▸ **TEKS YANG DIBERIKAN**:
Kita harus memelihara diri dan keluarga dari neraka yang penjaganya adalah para
malaikat yang kasar, dan bahan bakarnya dari manusia dan batu.
Seandainya kematian
adalah stasiun akhir dari perjalanan hidup ini, maka urusan menjadi mudah,
namun tidak demikian kenyataannya, kematian itu lebih berat dari kehidupan, dan
kematian masih jauh lebih ringan dibanding yang datang sesudahnya. Setelah
kematian ada kebangkitan, lalu dihimpun di padang mahsyah, lalu mauqif, hisab,
mizan, kitab ( raport ) kita tidak tahu akan mengambilnya dengan tangan kanan
atau kiri ?, tidak tahu anak timbangan berat kebaikannya atau kejelekannya ?,
timbangan kebaikan yang berat sehingga mendapatkan kehidupan yang memuaskan,
atau ringan sehingga akan menjadi umpan neraka hawiah, yang sangat panas
membakar ? Ada
sekaratul maut yang sangat berat, kuburan dengan cobaannya, mauqif yang
mencekam, timbangan yang sangat teliti, perhitungan yang sangat cepat, neraka
dengan segala siksaannya serta surga dengan berbagai kenikmatannya.

▸ **YANG PERLU DIKERJAKAN**:
a. Tuliskan kembali tanpa perubahan bagian teks tentang kematian di atas, mulai dari "Seandainya kematian" sampai dengan "dengan berbagai kenikmatannya.".
b. Tolong sebutkan bahan bakar neraka menurut teks tentang kematian di atas.

▸ **CUPLIKAN DATA**:

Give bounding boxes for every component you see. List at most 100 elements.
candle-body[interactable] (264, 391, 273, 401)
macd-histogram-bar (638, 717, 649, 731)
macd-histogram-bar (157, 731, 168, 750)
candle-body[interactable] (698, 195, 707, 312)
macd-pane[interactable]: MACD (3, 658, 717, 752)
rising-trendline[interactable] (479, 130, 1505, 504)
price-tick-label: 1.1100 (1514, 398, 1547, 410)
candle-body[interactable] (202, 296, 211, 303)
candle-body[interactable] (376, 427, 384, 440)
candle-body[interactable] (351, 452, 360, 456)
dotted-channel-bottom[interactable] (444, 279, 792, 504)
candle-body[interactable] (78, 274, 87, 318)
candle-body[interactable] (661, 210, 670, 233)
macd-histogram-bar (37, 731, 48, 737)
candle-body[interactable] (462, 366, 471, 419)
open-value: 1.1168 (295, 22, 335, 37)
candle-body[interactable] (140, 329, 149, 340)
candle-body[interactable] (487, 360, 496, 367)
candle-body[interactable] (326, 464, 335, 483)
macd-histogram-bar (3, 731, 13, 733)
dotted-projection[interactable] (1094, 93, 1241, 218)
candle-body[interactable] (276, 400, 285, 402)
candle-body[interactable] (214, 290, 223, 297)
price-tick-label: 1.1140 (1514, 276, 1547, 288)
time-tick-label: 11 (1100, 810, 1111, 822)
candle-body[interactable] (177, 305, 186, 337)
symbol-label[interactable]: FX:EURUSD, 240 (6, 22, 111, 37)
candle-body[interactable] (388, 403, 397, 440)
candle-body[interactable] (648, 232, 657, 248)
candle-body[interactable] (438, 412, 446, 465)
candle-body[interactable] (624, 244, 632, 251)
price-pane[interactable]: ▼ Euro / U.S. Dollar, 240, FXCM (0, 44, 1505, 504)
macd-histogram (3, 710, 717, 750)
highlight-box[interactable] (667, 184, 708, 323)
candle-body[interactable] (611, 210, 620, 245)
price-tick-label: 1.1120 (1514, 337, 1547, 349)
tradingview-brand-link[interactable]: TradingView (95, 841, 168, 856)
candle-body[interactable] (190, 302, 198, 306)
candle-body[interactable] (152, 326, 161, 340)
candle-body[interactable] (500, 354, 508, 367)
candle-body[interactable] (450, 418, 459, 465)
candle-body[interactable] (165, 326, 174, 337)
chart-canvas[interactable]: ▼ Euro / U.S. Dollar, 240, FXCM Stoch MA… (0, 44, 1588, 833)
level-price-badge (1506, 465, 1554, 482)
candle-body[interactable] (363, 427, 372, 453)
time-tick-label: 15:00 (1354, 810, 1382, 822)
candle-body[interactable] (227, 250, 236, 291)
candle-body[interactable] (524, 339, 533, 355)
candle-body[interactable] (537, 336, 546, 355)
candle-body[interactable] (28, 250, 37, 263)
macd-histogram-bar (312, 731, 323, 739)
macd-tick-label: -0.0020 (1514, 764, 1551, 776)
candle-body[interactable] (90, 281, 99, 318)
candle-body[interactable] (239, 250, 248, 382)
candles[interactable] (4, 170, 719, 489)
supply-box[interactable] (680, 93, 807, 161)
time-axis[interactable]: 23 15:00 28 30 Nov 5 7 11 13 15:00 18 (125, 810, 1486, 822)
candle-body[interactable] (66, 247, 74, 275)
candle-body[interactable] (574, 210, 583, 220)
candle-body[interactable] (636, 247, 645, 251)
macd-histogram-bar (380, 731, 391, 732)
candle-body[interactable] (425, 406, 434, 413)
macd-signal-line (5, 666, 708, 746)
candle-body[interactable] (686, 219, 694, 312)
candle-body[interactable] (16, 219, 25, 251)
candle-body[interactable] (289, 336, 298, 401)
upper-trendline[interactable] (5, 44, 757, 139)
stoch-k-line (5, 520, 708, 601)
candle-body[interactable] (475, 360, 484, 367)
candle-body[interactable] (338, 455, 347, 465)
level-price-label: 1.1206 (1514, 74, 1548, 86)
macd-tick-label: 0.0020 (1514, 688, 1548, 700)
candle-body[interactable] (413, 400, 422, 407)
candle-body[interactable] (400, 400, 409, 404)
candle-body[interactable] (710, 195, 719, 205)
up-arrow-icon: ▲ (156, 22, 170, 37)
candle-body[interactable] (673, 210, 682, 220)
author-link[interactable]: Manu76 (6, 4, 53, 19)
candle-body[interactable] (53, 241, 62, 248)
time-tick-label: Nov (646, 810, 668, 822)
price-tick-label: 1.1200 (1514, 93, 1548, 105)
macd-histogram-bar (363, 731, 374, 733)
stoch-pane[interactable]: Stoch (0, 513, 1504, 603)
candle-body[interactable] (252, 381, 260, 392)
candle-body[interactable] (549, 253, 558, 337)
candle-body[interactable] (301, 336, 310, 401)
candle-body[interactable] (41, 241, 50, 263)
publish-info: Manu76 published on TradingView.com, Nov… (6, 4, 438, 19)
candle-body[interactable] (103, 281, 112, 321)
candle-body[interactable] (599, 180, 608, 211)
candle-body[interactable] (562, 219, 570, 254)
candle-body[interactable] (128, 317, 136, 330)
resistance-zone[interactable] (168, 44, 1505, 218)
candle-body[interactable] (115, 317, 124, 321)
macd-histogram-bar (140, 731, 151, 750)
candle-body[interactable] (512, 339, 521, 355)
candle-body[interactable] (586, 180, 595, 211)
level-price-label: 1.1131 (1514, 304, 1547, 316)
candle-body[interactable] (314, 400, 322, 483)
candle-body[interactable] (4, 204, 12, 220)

▸ **KUNCI JAWABAN**:
a.
Seandainya kematian
adalah stasiun akhir dari perjalanan hidup ini, maka urusan menjadi mudah,
namun tidak demikian kenyataannya, kematian itu lebih berat dari kehidupan, dan
kematian masih jauh lebih ringan dibanding yang datang sesudahnya. Setelah
kematian ada kebangkitan, lalu dihimpun di padang mahsyah, lalu mauqif, hisab,
mizan, kitab ( raport ) kita tidak tahu akan mengambilnya dengan tangan kanan
atau kiri ?, tidak tahu anak timbangan berat kebaikannya atau kejelekannya ?,
timbangan kebaikan yang berat sehingga mendapatkan kehidupan yang memuaskan,
atau ringan sehingga akan menjadi umpan neraka hawiah, yang sangat panas
membakar ? Ada
sekaratul maut yang sangat berat, kuburan dengan cobaannya, mauqif yang
mencekam, timbangan yang sangat teliti, perhitungan yang sangat cepat, neraka
dengan segala siksaannya serta surga dengan berbagai kenikmatannya.

b. Bahan bakar neraka adalah manusia dan batu.